■ Information supplied:

________

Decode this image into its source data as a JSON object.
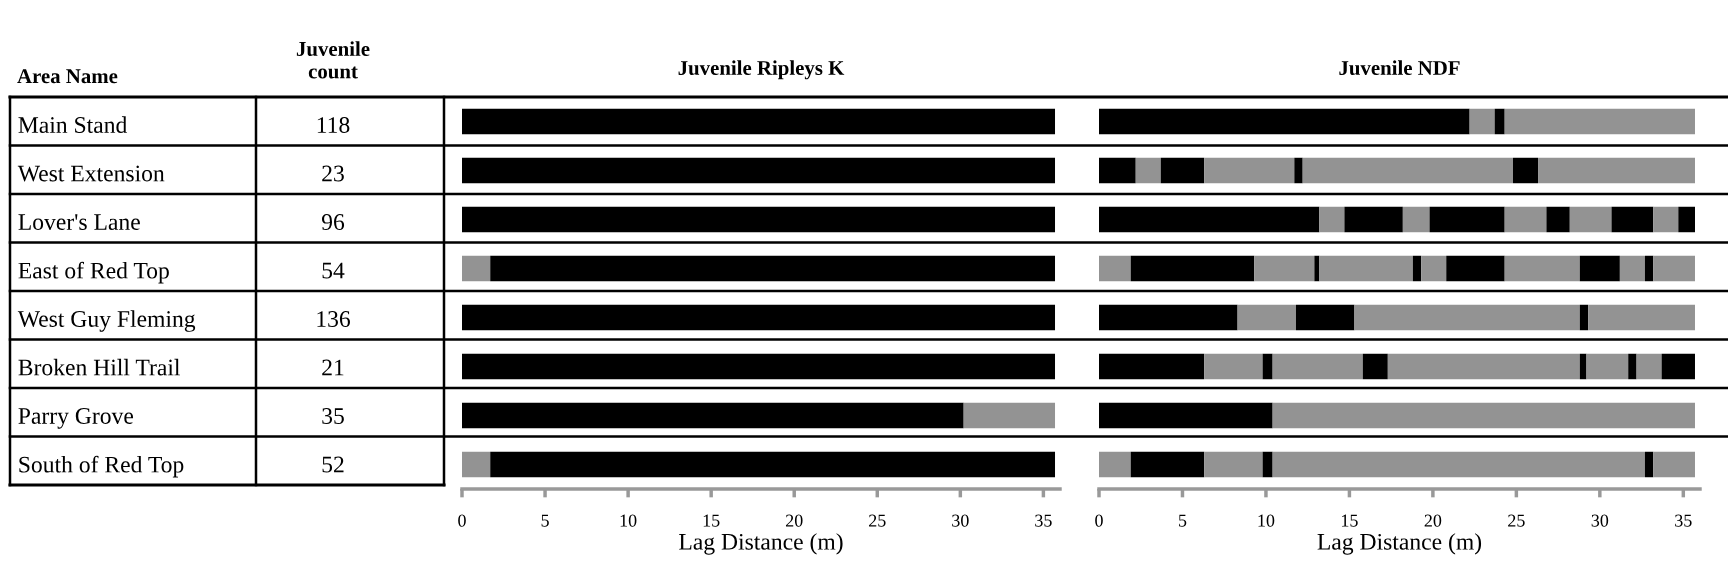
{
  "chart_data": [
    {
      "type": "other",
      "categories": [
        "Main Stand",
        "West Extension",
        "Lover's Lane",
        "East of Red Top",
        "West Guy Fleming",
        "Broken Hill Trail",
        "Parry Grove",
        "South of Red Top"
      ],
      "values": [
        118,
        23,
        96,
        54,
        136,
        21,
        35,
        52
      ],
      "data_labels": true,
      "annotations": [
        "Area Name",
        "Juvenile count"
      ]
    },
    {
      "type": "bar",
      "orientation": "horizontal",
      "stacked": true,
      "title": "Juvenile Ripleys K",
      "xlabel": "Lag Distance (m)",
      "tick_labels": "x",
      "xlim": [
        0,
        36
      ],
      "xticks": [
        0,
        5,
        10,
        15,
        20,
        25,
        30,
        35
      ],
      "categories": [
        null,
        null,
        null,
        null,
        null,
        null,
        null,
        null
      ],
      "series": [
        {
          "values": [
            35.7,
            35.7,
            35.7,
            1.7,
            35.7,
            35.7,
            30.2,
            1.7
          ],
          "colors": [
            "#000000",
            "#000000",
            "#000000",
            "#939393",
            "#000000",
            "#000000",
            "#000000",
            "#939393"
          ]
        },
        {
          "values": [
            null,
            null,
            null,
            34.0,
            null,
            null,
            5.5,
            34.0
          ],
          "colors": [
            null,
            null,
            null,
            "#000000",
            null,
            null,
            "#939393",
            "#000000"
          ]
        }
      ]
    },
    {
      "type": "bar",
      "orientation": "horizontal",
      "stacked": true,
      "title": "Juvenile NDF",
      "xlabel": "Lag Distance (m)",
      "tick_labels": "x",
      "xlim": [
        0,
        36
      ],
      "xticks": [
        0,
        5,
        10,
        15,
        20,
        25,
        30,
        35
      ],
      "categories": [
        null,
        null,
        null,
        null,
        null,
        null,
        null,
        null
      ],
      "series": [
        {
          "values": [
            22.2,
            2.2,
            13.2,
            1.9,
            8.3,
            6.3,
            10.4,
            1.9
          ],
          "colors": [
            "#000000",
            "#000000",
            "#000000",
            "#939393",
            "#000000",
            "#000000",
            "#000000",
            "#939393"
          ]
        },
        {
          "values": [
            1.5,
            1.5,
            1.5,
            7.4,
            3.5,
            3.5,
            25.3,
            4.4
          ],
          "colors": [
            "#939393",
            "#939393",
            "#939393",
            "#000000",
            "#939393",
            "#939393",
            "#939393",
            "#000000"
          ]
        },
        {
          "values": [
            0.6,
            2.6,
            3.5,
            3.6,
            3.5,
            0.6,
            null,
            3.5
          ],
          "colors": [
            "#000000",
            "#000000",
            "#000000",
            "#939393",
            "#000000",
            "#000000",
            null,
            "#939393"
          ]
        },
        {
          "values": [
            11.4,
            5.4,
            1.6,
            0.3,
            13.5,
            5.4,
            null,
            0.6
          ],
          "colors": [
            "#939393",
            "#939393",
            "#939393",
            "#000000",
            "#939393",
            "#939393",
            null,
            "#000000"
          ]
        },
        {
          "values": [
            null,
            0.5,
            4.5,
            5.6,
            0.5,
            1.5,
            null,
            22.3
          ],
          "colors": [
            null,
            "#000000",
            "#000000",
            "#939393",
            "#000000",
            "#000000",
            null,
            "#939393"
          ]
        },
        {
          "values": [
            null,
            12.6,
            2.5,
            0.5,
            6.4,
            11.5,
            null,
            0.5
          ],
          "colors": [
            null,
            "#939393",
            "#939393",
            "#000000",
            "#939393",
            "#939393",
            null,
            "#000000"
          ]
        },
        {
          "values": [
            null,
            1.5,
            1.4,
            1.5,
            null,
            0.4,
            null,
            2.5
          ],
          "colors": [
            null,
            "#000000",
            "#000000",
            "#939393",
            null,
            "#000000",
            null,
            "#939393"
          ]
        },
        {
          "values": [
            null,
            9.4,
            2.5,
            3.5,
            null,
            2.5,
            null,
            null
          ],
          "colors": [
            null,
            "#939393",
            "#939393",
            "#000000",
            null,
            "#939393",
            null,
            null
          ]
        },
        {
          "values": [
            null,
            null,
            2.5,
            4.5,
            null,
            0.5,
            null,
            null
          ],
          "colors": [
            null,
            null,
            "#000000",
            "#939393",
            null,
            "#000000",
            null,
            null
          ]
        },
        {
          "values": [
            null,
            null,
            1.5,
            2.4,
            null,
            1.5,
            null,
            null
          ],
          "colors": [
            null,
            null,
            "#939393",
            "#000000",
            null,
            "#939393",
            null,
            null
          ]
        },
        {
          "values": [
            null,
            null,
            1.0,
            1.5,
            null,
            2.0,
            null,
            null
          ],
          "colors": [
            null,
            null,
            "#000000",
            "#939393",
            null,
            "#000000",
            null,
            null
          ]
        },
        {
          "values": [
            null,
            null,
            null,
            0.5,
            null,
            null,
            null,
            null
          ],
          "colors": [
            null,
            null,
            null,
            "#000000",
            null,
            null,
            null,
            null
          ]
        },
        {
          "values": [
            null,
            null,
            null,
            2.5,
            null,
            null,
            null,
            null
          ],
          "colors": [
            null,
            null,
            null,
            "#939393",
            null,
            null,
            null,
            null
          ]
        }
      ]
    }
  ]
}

________

■ What the task requires:
Restate the full listing verbatim and drop every picture.

■ Answer for this exercise:
Decode this image into its source data as a JSON object.
{
  "chart_data": [
    {
      "type": "other",
      "categories": [
        "Main Stand",
        "West Extension",
        "Lover's Lane",
        "East of Red Top",
        "West Guy Fleming",
        "Broken Hill Trail",
        "Parry Grove",
        "South of Red Top"
      ],
      "values": [
        118,
        23,
        96,
        54,
        136,
        21,
        35,
        52
      ],
      "data_labels": true,
      "annotations": [
        "Area Name",
        "Juvenile count"
      ]
    },
    {
      "type": "bar",
      "orientation": "horizontal",
      "stacked": true,
      "title": "Juvenile Ripleys K",
      "xlabel": "Lag Distance (m)",
      "tick_labels": "x",
      "xlim": [
        0,
        36
      ],
      "xticks": [
        0,
        5,
        10,
        15,
        20,
        25,
        30,
        35
      ],
      "categories": [
        null,
        null,
        null,
        null,
        null,
        null,
        null,
        null
      ],
      "series": [
        {
          "values": [
            35.7,
            35.7,
            35.7,
            1.7,
            35.7,
            35.7,
            30.2,
            1.7
          ],
          "colors": [
            "#000000",
            "#000000",
            "#000000",
            "#939393",
            "#000000",
            "#000000",
            "#000000",
            "#939393"
          ]
        },
        {
          "values": [
            null,
            null,
            null,
            34.0,
            null,
            null,
            5.5,
            34.0
          ],
          "colors": [
            null,
            null,
            null,
            "#000000",
            null,
            null,
            "#939393",
            "#000000"
          ]
        }
      ]
    },
    {
      "type": "bar",
      "orientation": "horizontal",
      "stacked": true,
      "title": "Juvenile NDF",
      "xlabel": "Lag Distance (m)",
      "tick_labels": "x",
      "xlim": [
        0,
        36
      ],
      "xticks": [
        0,
        5,
        10,
        15,
        20,
        25,
        30,
        35
      ],
      "categories": [
        null,
        null,
        null,
        null,
        null,
        null,
        null,
        null
      ],
      "series": [
        {
          "values": [
            22.2,
            2.2,
            13.2,
            1.9,
            8.3,
            6.3,
            10.4,
            1.9
          ],
          "colors": [
            "#000000",
            "#000000",
            "#000000",
            "#939393",
            "#000000",
            "#000000",
            "#000000",
            "#939393"
          ]
        },
        {
          "values": [
            1.5,
            1.5,
            1.5,
            7.4,
            3.5,
            3.5,
            25.3,
            4.4
          ],
          "colors": [
            "#939393",
            "#939393",
            "#939393",
            "#000000",
            "#939393",
            "#939393",
            "#939393",
            "#000000"
          ]
        },
        {
          "values": [
            0.6,
            2.6,
            3.5,
            3.6,
            3.5,
            0.6,
            null,
            3.5
          ],
          "colors": [
            "#000000",
            "#000000",
            "#000000",
            "#939393",
            "#000000",
            "#000000",
            null,
            "#939393"
          ]
        },
        {
          "values": [
            11.4,
            5.4,
            1.6,
            0.3,
            13.5,
            5.4,
            null,
            0.6
          ],
          "colors": [
            "#939393",
            "#939393",
            "#939393",
            "#000000",
            "#939393",
            "#939393",
            null,
            "#000000"
          ]
        },
        {
          "values": [
            null,
            0.5,
            4.5,
            5.6,
            0.5,
            1.5,
            null,
            22.3
          ],
          "colors": [
            null,
            "#000000",
            "#000000",
            "#939393",
            "#000000",
            "#000000",
            null,
            "#939393"
          ]
        },
        {
          "values": [
            null,
            12.6,
            2.5,
            0.5,
            6.4,
            11.5,
            null,
            0.5
          ],
          "colors": [
            null,
            "#939393",
            "#939393",
            "#000000",
            "#939393",
            "#939393",
            null,
            "#000000"
          ]
        },
        {
          "values": [
            null,
            1.5,
            1.4,
            1.5,
            null,
            0.4,
            null,
            2.5
          ],
          "colors": [
            null,
            "#000000",
            "#000000",
            "#939393",
            null,
            "#000000",
            null,
            "#939393"
          ]
        },
        {
          "values": [
            null,
            9.4,
            2.5,
            3.5,
            null,
            2.5,
            null,
            null
          ],
          "colors": [
            null,
            "#939393",
            "#939393",
            "#000000",
            null,
            "#939393",
            null,
            null
          ]
        },
        {
          "values": [
            null,
            null,
            2.5,
            4.5,
            null,
            0.5,
            null,
            null
          ],
          "colors": [
            null,
            null,
            "#000000",
            "#939393",
            null,
            "#000000",
            null,
            null
          ]
        },
        {
          "values": [
            null,
            null,
            1.5,
            2.4,
            null,
            1.5,
            null,
            null
          ],
          "colors": [
            null,
            null,
            "#939393",
            "#000000",
            null,
            "#939393",
            null,
            null
          ]
        },
        {
          "values": [
            null,
            null,
            1.0,
            1.5,
            null,
            2.0,
            null,
            null
          ],
          "colors": [
            null,
            null,
            "#000000",
            "#939393",
            null,
            "#000000",
            null,
            null
          ]
        },
        {
          "values": [
            null,
            null,
            null,
            0.5,
            null,
            null,
            null,
            null
          ],
          "colors": [
            null,
            null,
            null,
            "#000000",
            null,
            null,
            null,
            null
          ]
        },
        {
          "values": [
            null,
            null,
            null,
            2.5,
            null,
            null,
            null,
            null
          ],
          "colors": [
            null,
            null,
            null,
            "#939393",
            null,
            null,
            null,
            null
          ]
        }
      ]
    }
  ]
}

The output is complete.